■ **Data rows**:

☆ ☆ ☆ ☆ ☆

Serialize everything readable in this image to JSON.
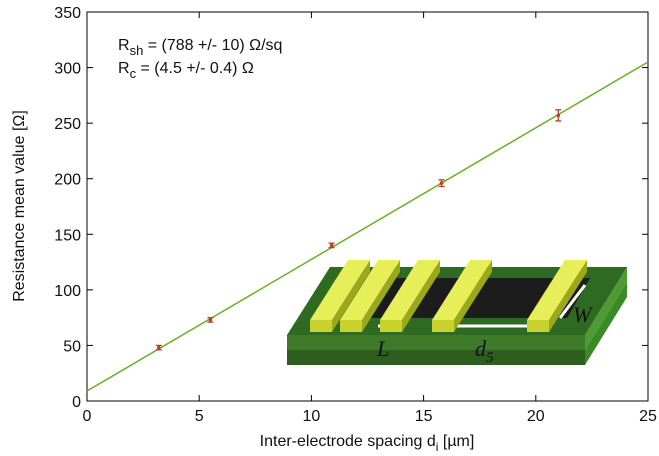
{
  "chart_data": {
    "type": "scatter",
    "x_label": {
      "main": "Inter-electrode spacing d",
      "sub": "i",
      "rest": " [µm]"
    },
    "y_label": "Resistance mean value [Ω]",
    "annotations": [
      {
        "main": "R",
        "sub": "sh",
        "rest": " = (788 +/- 10) Ω/sq"
      },
      {
        "main": "R",
        "sub": "c",
        "rest": " = (4.5 +/- 0.4) Ω"
      }
    ],
    "series": [
      {
        "color": "#c0392b",
        "x": [
          3.2,
          5.5,
          10.9,
          15.8,
          21.0
        ],
        "values": [
          48,
          73,
          140,
          196,
          257
        ],
        "errors": [
          2,
          2,
          2,
          3,
          5
        ]
      },
      {
        "color": "#6ab023",
        "x": [
          0,
          25
        ],
        "values": [
          9,
          305
        ]
      }
    ],
    "xlim": [
      0,
      25
    ],
    "xticks": [
      0,
      5,
      10,
      15,
      20,
      25
    ],
    "ylim": [
      0,
      350
    ],
    "yticks": [
      0,
      50,
      100,
      150,
      200,
      250,
      300,
      350
    ],
    "inset_labels": {
      "L": "L",
      "d": {
        "main": "d",
        "sub": "5"
      },
      "W": "W"
    }
  }
}
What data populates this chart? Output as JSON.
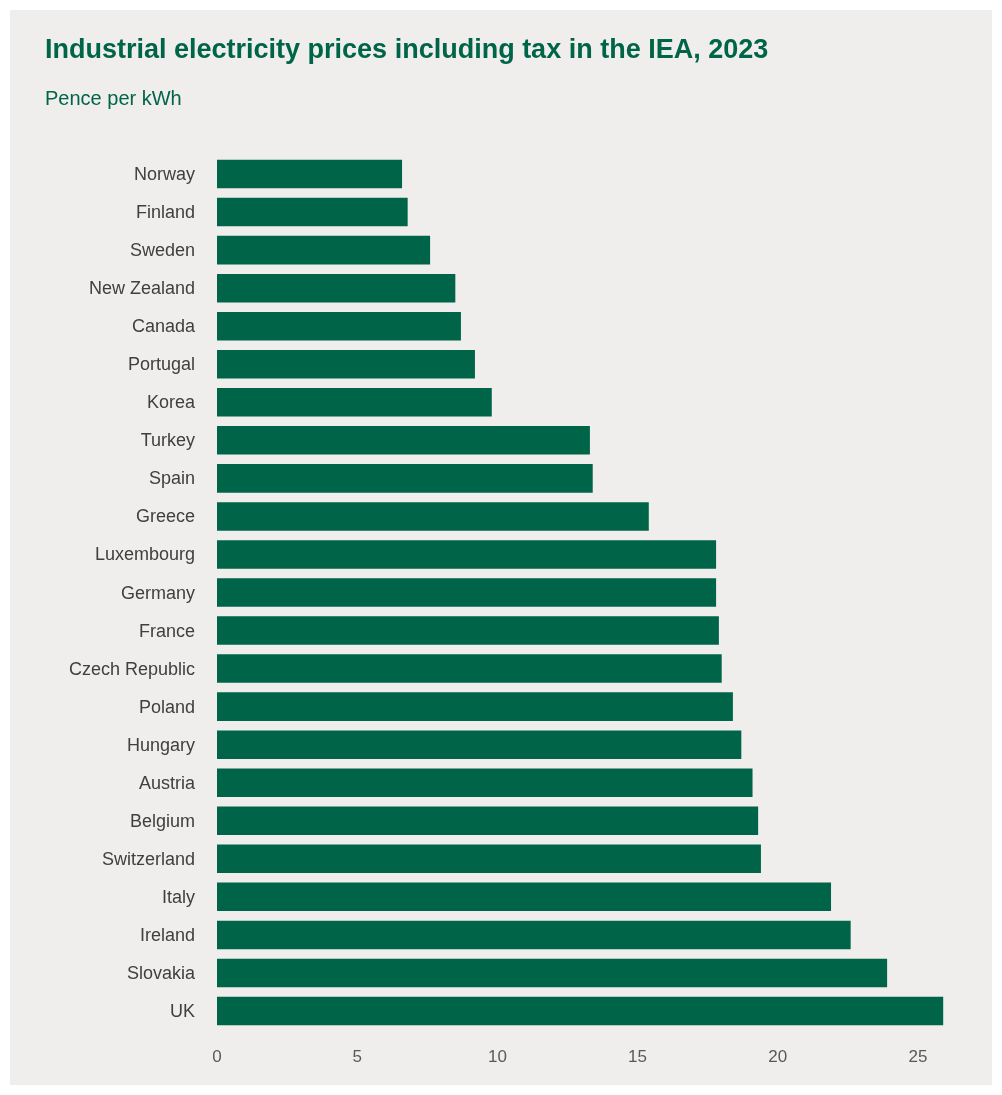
{
  "chart_data": {
    "type": "bar",
    "orientation": "horizontal",
    "title": "Industrial electricity prices including tax in the IEA, 2023",
    "subtitle": "Pence per kWh",
    "categories": [
      "Norway",
      "Finland",
      "Sweden",
      "New Zealand",
      "Canada",
      "Portugal",
      "Korea",
      "Turkey",
      "Spain",
      "Greece",
      "Luxembourg",
      "Germany",
      "France",
      "Czech Republic",
      "Poland",
      "Hungary",
      "Austria",
      "Belgium",
      "Switzerland",
      "Italy",
      "Ireland",
      "Slovakia",
      "UK"
    ],
    "values": [
      6.6,
      6.8,
      7.6,
      8.5,
      8.7,
      9.2,
      9.8,
      13.3,
      13.4,
      15.4,
      17.8,
      17.8,
      17.9,
      18.0,
      18.4,
      18.7,
      19.1,
      19.3,
      19.4,
      21.9,
      22.6,
      23.9,
      25.9
    ],
    "color": "#006548",
    "xlim": [
      0,
      26
    ],
    "xticks": [
      0,
      5,
      10,
      15,
      20,
      25
    ],
    "grid": false
  }
}
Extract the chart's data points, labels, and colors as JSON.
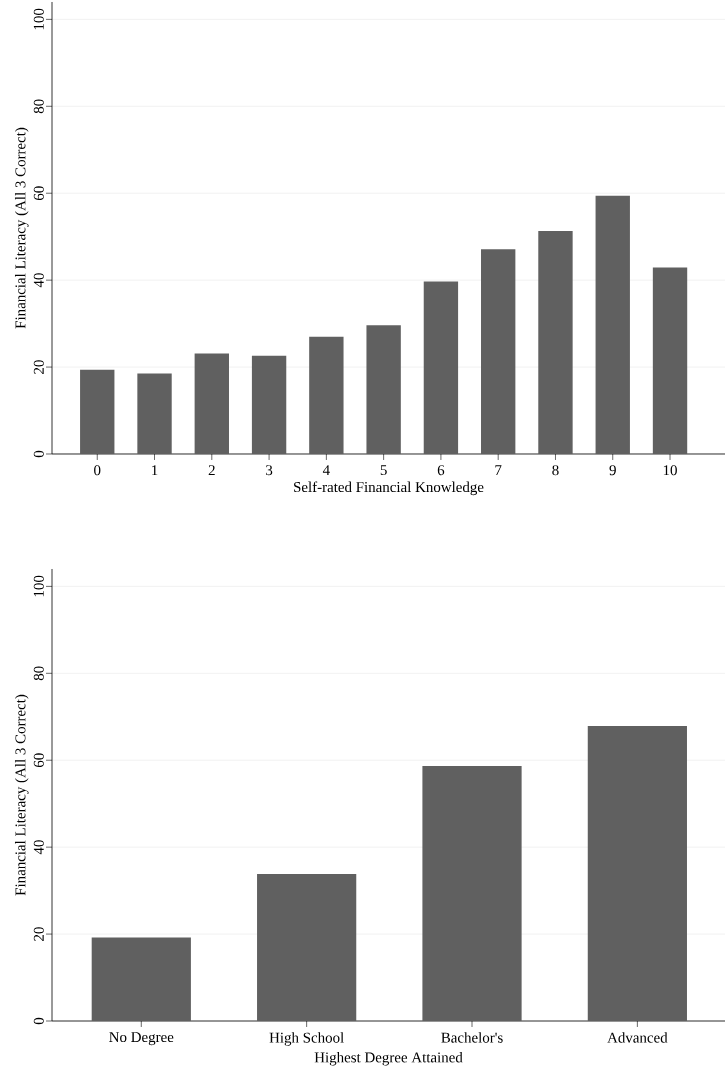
{
  "chart_data": [
    {
      "type": "bar",
      "xlabel": "Self-rated Financial Knowledge",
      "ylabel": "Financial Literacy (All 3 Correct)",
      "categories": [
        "0",
        "1",
        "2",
        "3",
        "4",
        "5",
        "6",
        "7",
        "8",
        "9",
        "10"
      ],
      "values": [
        19.4,
        18.5,
        23.1,
        22.6,
        27.0,
        29.6,
        39.7,
        47.1,
        51.3,
        59.4,
        42.9
      ],
      "color": "#606060",
      "ylim": [
        0,
        104
      ],
      "yticks": [
        0,
        20,
        40,
        60,
        80,
        100
      ],
      "grid": "y"
    },
    {
      "type": "bar",
      "xlabel": "Highest Degree Attained",
      "ylabel": "Financial Literacy (All 3 Correct)",
      "categories": [
        "No Degree",
        "High School",
        "Bachelor's",
        "Advanced"
      ],
      "values": [
        19.2,
        33.8,
        58.7,
        67.9
      ],
      "color": "#606060",
      "ylim": [
        0,
        104
      ],
      "yticks": [
        0,
        20,
        40,
        60,
        80,
        100
      ],
      "grid": "y"
    }
  ]
}
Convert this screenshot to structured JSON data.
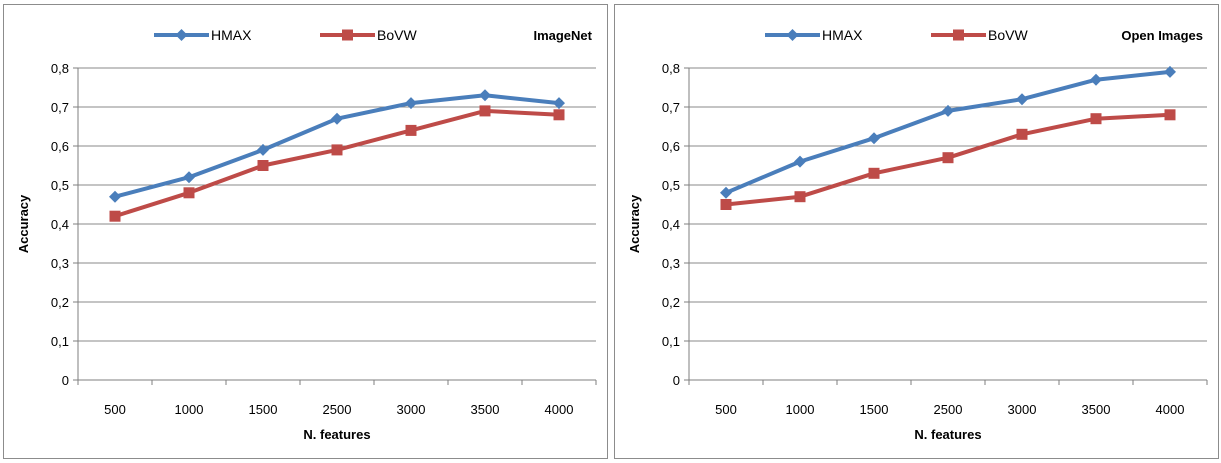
{
  "chart_data": [
    {
      "type": "line",
      "title": "ImageNet",
      "xlabel": "N. features",
      "ylabel": "Accuracy",
      "categories": [
        "500",
        "1000",
        "1500",
        "2500",
        "3000",
        "3500",
        "4000"
      ],
      "y_ticks": [
        "0",
        "0,1",
        "0,2",
        "0,3",
        "0,4",
        "0,5",
        "0,6",
        "0,7",
        "0,8"
      ],
      "ylim": [
        0,
        0.8
      ],
      "grid": true,
      "legend": "top",
      "series": [
        {
          "name": "HMAX",
          "color": "#4a7ebb",
          "marker": "diamond",
          "values": [
            0.47,
            0.52,
            0.59,
            0.67,
            0.71,
            0.73,
            0.71
          ]
        },
        {
          "name": "BoVW",
          "color": "#be4b48",
          "marker": "square",
          "values": [
            0.42,
            0.48,
            0.55,
            0.59,
            0.64,
            0.69,
            0.68
          ]
        }
      ]
    },
    {
      "type": "line",
      "title": "Open Images",
      "xlabel": "N. features",
      "ylabel": "Accuracy",
      "categories": [
        "500",
        "1000",
        "1500",
        "2500",
        "3000",
        "3500",
        "4000"
      ],
      "y_ticks": [
        "0",
        "0,1",
        "0,2",
        "0,3",
        "0,4",
        "0,5",
        "0,6",
        "0,7",
        "0,8"
      ],
      "ylim": [
        0,
        0.8
      ],
      "grid": true,
      "legend": "top",
      "series": [
        {
          "name": "HMAX",
          "color": "#4a7ebb",
          "marker": "diamond",
          "values": [
            0.48,
            0.56,
            0.62,
            0.69,
            0.72,
            0.77,
            0.79
          ]
        },
        {
          "name": "BoVW",
          "color": "#be4b48",
          "marker": "square",
          "values": [
            0.45,
            0.47,
            0.53,
            0.57,
            0.63,
            0.67,
            0.68
          ]
        }
      ]
    }
  ]
}
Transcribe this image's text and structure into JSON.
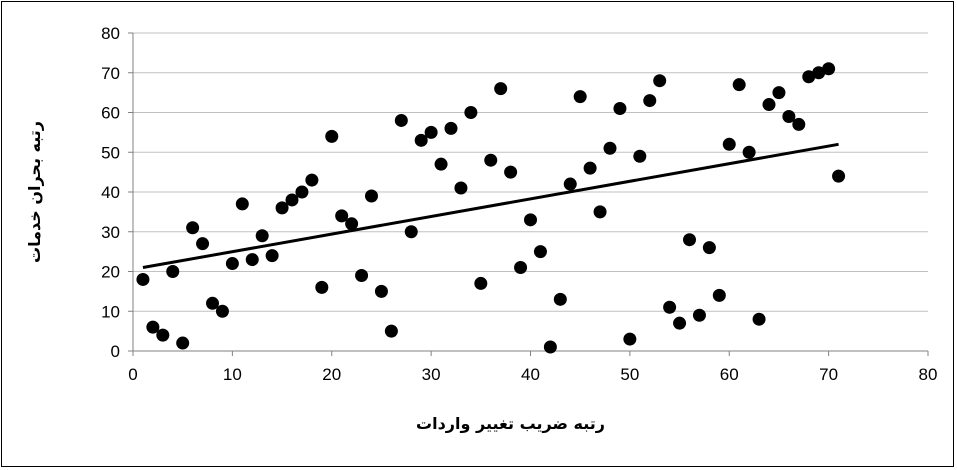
{
  "chart_data": {
    "type": "scatter",
    "title": "",
    "xlabel": "رتبه ضریب تغییر واردات",
    "ylabel": "رتبه بحران خدمات",
    "xlim": [
      0,
      80
    ],
    "ylim": [
      0,
      80
    ],
    "x_ticks": [
      0,
      10,
      20,
      30,
      40,
      50,
      60,
      70,
      80
    ],
    "y_ticks": [
      0,
      10,
      20,
      30,
      40,
      50,
      60,
      70,
      80
    ],
    "grid": {
      "horizontal": true,
      "vertical": false
    },
    "legend": "none",
    "trendline": {
      "type": "linear",
      "from": [
        1,
        21
      ],
      "to": [
        71,
        52
      ]
    },
    "colors": {
      "marker": "#000000",
      "trendline": "#000000",
      "gridline": "#c0c0c0",
      "axis": "#808080"
    },
    "series": [
      {
        "points": [
          [
            1,
            18
          ],
          [
            2,
            6
          ],
          [
            3,
            4
          ],
          [
            4,
            20
          ],
          [
            5,
            2
          ],
          [
            6,
            31
          ],
          [
            7,
            27
          ],
          [
            8,
            12
          ],
          [
            9,
            10
          ],
          [
            10,
            22
          ],
          [
            11,
            37
          ],
          [
            12,
            23
          ],
          [
            13,
            29
          ],
          [
            14,
            24
          ],
          [
            15,
            36
          ],
          [
            16,
            38
          ],
          [
            17,
            40
          ],
          [
            18,
            43
          ],
          [
            19,
            16
          ],
          [
            20,
            54
          ],
          [
            21,
            34
          ],
          [
            22,
            32
          ],
          [
            23,
            19
          ],
          [
            24,
            39
          ],
          [
            25,
            15
          ],
          [
            26,
            5
          ],
          [
            27,
            58
          ],
          [
            28,
            30
          ],
          [
            29,
            53
          ],
          [
            30,
            55
          ],
          [
            31,
            47
          ],
          [
            32,
            56
          ],
          [
            33,
            41
          ],
          [
            34,
            60
          ],
          [
            35,
            17
          ],
          [
            36,
            48
          ],
          [
            37,
            66
          ],
          [
            38,
            45
          ],
          [
            39,
            21
          ],
          [
            40,
            33
          ],
          [
            41,
            25
          ],
          [
            42,
            1
          ],
          [
            43,
            13
          ],
          [
            44,
            42
          ],
          [
            45,
            64
          ],
          [
            46,
            46
          ],
          [
            47,
            35
          ],
          [
            48,
            51
          ],
          [
            49,
            61
          ],
          [
            50,
            3
          ],
          [
            51,
            49
          ],
          [
            52,
            63
          ],
          [
            53,
            68
          ],
          [
            54,
            11
          ],
          [
            55,
            7
          ],
          [
            56,
            28
          ],
          [
            57,
            9
          ],
          [
            58,
            26
          ],
          [
            59,
            14
          ],
          [
            60,
            52
          ],
          [
            61,
            67
          ],
          [
            62,
            50
          ],
          [
            63,
            8
          ],
          [
            64,
            62
          ],
          [
            65,
            65
          ],
          [
            66,
            59
          ],
          [
            67,
            57
          ],
          [
            68,
            69
          ],
          [
            69,
            70
          ],
          [
            70,
            71
          ],
          [
            71,
            44
          ]
        ]
      }
    ]
  }
}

☆ ☆ ☆ ☆ ☆

Reproduce every line from the entries that holds the word "this".

■ **The reply**:
Serialize everything readable in this image to JSON.
What data populates this chart? Output as JSON.
Convert this screenshot to structured JSON data.
Transcribe this image's text and structure into JSON.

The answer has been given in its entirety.